§ Exercise task:
Write the entries out again exactly as they stand, but without the pictures.

§ Material:
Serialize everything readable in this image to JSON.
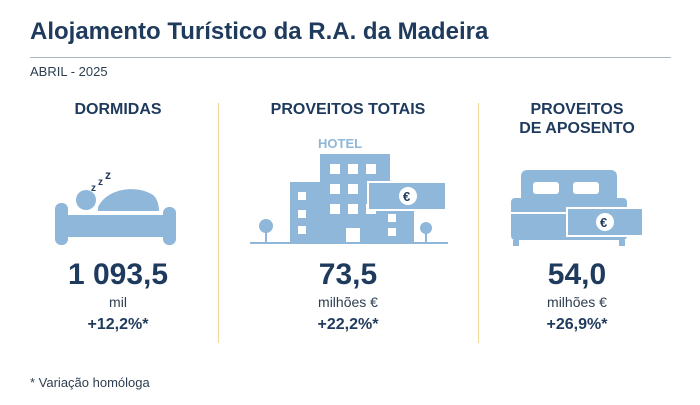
{
  "header": {
    "title": "Alojamento Turístico da R.A. da Madeira",
    "period": "ABRIL - 2025"
  },
  "stats": [
    {
      "label": "DORMIDAS",
      "value": "1 093,5",
      "unit": "mil",
      "change": "+12,2%*",
      "icon": "sleeping-person-icon"
    },
    {
      "label": "PROVEITOS TOTAIS",
      "value": "73,5",
      "unit": "milhões €",
      "change": "+22,2%*",
      "icon": "hotel-building-icon",
      "icon_text": "HOTEL"
    },
    {
      "label_lines": [
        "PROVEITOS",
        "DE APOSENTO"
      ],
      "value": "54,0",
      "unit": "milhões €",
      "change": "+26,9%*",
      "icon": "double-bed-icon"
    }
  ],
  "footnote": "* Variação homóloga",
  "colors": {
    "accent": "#8fb7d9",
    "text": "#1e3a5c",
    "separator": "#f2d79a"
  }
}
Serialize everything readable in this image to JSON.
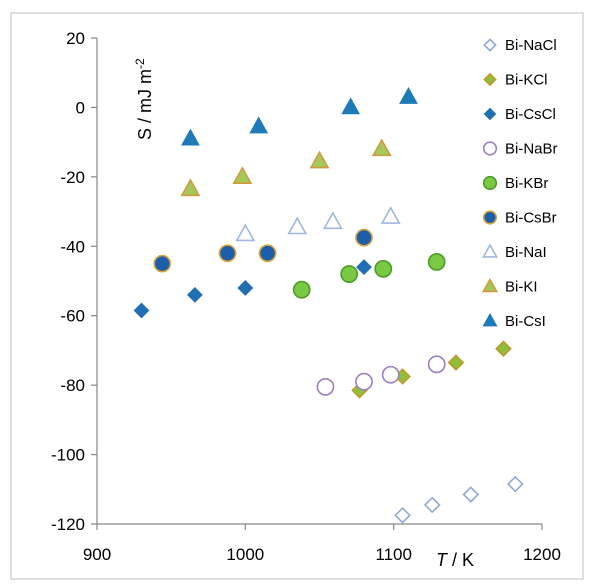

§ Response to the task:
Serialize everything readable in this image to JSON.
{
  "header": {
    "title": "Alojamento Turístico da R.A. da Madeira",
    "period": "ABRIL - 2025"
  },
  "stats": [
    {
      "label": "DORMIDAS",
      "value": "1 093,5",
      "unit": "mil",
      "change": "+12,2%*",
      "icon": "sleeping-person-icon"
    },
    {
      "label": "PROVEITOS TOTAIS",
      "value": "73,5",
      "unit": "milhões €",
      "change": "+22,2%*",
      "icon": "hotel-building-icon",
      "icon_text": "HOTEL"
    },
    {
      "label_lines": [
        "PROVEITOS",
        "DE APOSENTO"
      ],
      "value": "54,0",
      "unit": "milhões €",
      "change": "+26,9%*",
      "icon": "double-bed-icon"
    }
  ],
  "footnote": "* Variação homóloga",
  "colors": {
    "accent": "#8fb7d9",
    "text": "#1e3a5c",
    "separator": "#f2d79a"
  }
}
Serialize everything readable in this image to JSON.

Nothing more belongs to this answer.